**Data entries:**

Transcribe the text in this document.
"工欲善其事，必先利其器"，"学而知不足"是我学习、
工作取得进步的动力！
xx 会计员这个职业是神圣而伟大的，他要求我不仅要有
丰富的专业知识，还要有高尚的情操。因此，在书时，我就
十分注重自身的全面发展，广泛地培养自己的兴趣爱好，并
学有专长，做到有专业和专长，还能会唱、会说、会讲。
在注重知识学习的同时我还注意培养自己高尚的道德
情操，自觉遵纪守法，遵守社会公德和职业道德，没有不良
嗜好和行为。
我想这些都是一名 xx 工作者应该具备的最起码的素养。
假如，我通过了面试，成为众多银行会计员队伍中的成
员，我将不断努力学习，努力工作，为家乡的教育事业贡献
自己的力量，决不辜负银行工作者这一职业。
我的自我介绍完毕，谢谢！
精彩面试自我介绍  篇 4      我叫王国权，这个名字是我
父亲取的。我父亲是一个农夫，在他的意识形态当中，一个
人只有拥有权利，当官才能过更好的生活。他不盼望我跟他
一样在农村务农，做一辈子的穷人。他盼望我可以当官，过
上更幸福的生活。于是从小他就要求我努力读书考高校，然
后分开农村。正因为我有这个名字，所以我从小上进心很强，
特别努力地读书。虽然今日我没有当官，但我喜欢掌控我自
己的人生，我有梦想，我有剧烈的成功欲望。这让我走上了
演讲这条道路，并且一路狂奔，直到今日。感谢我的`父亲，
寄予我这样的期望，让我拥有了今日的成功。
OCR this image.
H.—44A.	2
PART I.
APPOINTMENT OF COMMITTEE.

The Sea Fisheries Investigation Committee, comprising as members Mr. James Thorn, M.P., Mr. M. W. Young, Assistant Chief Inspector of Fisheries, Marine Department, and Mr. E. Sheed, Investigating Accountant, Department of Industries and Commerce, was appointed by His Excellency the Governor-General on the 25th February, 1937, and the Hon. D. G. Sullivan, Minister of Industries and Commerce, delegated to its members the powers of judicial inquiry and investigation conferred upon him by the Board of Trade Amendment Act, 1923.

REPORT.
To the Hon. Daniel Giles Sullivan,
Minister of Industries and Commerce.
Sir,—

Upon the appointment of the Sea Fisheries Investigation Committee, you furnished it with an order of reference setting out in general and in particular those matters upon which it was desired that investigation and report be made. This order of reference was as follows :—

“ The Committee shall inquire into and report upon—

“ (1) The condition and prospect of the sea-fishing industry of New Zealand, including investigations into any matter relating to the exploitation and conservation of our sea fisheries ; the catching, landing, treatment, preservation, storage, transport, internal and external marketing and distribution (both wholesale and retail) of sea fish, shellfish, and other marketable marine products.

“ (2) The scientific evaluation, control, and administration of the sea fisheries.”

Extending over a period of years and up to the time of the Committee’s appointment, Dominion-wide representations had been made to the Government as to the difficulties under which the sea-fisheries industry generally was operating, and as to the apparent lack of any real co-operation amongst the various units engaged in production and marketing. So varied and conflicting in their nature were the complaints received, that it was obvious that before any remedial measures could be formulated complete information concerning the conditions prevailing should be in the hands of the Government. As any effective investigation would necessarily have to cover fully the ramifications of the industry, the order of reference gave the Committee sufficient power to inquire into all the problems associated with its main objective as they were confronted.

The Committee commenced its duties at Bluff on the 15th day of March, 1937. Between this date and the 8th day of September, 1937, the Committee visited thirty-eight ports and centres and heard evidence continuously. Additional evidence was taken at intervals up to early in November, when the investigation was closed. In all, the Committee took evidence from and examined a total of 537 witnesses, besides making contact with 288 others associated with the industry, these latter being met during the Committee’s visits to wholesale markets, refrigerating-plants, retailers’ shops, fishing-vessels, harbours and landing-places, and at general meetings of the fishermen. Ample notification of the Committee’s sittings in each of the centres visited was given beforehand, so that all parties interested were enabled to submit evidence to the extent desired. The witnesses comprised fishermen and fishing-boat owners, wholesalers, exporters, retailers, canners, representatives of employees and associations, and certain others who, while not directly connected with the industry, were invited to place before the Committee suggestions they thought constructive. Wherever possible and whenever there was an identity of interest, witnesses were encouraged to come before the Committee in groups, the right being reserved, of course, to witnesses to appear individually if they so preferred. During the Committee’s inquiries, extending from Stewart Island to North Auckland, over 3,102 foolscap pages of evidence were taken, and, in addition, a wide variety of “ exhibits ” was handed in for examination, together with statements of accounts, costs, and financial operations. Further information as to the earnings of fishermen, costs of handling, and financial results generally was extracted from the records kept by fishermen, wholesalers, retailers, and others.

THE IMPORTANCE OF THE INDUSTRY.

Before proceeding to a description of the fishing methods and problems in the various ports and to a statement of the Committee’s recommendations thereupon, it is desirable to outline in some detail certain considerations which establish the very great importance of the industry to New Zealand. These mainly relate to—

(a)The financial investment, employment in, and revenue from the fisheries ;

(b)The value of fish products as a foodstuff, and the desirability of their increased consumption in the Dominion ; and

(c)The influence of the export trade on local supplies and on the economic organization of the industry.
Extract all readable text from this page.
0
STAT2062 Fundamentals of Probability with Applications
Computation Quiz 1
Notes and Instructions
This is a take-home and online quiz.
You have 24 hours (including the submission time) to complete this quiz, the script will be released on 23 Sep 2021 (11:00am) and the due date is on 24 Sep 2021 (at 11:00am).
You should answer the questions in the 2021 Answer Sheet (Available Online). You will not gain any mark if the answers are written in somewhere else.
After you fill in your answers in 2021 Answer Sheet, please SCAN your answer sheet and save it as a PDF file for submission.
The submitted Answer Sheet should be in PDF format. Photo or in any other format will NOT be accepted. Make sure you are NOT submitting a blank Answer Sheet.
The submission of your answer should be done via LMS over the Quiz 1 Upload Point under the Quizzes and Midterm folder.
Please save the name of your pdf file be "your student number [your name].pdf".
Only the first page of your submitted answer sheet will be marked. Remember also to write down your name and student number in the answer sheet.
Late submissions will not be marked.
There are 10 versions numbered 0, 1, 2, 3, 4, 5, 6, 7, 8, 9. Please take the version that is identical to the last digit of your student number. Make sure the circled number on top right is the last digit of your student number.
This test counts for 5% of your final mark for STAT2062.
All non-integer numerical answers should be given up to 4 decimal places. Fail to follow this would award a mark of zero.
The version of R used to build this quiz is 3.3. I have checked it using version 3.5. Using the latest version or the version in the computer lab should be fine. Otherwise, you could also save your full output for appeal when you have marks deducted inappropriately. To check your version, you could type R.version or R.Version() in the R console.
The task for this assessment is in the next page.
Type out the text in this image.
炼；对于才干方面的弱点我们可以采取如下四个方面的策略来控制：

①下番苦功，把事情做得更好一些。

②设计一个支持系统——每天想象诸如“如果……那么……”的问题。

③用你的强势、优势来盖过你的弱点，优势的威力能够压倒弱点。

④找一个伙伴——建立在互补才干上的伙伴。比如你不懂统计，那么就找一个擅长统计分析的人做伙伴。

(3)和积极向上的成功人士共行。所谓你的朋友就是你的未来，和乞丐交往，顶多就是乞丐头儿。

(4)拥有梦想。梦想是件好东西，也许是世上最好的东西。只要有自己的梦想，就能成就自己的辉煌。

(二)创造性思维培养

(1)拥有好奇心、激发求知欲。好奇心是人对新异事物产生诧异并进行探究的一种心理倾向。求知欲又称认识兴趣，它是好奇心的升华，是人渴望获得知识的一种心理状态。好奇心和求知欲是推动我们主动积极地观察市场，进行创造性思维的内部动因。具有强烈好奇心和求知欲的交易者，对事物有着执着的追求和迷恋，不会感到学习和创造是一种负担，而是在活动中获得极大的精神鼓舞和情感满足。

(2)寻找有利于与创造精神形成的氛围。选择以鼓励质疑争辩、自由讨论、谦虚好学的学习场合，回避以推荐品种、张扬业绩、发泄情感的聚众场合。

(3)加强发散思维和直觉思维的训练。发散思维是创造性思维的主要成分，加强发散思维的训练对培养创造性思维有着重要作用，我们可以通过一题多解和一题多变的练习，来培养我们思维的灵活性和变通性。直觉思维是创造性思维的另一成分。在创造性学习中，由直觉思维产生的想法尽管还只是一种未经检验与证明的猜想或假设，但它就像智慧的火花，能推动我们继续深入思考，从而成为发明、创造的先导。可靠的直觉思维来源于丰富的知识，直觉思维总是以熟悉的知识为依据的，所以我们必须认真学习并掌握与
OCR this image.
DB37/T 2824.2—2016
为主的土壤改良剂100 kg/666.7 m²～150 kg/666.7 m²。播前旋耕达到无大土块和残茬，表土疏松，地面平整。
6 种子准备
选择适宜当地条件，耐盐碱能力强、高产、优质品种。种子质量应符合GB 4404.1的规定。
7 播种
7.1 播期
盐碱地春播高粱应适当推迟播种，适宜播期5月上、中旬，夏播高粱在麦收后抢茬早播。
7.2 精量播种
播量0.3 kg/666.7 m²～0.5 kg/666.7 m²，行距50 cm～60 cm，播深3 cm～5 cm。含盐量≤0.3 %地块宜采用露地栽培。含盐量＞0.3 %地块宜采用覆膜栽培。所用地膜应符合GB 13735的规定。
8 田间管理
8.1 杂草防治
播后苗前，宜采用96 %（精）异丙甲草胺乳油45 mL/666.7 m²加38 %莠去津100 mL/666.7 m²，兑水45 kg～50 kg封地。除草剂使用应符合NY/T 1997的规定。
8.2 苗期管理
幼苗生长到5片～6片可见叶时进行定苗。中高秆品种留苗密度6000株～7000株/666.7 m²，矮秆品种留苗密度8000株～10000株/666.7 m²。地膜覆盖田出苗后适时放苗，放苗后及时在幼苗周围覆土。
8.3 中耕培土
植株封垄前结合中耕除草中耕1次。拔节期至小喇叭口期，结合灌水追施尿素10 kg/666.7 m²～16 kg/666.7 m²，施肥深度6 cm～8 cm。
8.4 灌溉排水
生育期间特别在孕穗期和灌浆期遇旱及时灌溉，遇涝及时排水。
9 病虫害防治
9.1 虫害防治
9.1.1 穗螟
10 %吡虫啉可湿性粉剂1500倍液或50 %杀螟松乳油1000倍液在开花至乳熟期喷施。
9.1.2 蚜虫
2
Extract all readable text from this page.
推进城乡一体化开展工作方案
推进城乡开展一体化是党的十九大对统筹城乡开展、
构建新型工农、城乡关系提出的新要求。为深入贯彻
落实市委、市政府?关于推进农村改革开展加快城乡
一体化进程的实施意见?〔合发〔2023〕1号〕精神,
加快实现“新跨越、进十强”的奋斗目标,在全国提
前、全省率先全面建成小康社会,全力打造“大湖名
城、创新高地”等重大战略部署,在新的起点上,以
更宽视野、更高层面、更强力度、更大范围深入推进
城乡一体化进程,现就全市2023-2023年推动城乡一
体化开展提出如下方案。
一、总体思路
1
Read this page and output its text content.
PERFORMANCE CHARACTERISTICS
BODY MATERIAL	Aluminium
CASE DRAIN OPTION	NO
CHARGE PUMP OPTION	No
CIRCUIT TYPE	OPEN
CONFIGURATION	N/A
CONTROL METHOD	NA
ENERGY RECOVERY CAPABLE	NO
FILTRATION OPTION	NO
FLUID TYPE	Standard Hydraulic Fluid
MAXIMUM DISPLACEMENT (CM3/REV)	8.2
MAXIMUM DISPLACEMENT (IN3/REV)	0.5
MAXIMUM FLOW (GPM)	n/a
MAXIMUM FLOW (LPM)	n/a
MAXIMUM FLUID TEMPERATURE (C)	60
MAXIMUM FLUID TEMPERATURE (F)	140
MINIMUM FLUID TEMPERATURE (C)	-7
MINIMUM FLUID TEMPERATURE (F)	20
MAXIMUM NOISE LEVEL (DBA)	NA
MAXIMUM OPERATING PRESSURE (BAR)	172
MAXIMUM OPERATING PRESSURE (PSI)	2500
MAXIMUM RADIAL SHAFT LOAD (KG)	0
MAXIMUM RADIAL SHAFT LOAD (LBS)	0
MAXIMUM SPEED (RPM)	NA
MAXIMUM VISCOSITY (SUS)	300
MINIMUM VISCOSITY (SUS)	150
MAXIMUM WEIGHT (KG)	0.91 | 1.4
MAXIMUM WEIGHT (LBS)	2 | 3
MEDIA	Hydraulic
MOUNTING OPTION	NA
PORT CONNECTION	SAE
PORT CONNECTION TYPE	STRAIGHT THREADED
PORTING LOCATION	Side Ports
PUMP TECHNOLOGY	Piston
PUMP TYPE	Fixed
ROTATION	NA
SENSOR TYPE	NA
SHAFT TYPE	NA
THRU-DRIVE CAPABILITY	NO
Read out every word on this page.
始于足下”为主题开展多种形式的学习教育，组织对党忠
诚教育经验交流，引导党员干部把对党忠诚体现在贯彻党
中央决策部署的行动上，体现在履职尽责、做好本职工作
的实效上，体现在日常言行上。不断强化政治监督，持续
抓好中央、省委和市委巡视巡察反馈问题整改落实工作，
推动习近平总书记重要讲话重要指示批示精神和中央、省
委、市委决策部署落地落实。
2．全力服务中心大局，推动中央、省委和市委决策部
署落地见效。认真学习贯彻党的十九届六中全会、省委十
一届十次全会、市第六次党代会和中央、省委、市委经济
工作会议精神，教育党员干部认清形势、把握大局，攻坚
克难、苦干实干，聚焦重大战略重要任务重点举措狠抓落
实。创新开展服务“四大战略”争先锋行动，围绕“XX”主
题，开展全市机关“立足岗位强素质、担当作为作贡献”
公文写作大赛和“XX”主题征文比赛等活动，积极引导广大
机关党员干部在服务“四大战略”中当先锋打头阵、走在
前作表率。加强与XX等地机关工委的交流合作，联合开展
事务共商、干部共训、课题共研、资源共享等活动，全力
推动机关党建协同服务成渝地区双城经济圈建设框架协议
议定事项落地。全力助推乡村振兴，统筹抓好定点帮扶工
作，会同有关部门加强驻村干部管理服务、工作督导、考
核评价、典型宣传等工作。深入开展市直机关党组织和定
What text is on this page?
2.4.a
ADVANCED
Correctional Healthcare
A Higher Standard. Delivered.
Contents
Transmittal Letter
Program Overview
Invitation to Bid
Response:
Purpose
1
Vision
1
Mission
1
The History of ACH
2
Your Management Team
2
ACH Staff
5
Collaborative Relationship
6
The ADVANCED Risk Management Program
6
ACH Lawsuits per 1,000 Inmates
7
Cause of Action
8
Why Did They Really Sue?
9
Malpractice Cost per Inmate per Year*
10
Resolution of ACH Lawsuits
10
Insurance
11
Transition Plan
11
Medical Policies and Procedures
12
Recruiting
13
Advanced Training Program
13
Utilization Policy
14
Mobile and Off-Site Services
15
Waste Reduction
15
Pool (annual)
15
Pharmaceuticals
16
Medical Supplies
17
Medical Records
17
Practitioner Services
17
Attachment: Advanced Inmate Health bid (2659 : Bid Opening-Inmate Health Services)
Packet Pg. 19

**Exercise:**
Select and copy every line of the material that holds the string "PUMP".

**Completed task:**
CHARGE PUMP OPTION	No
PUMP TECHNOLOGY	Piston
PUMP TYPE	Fixed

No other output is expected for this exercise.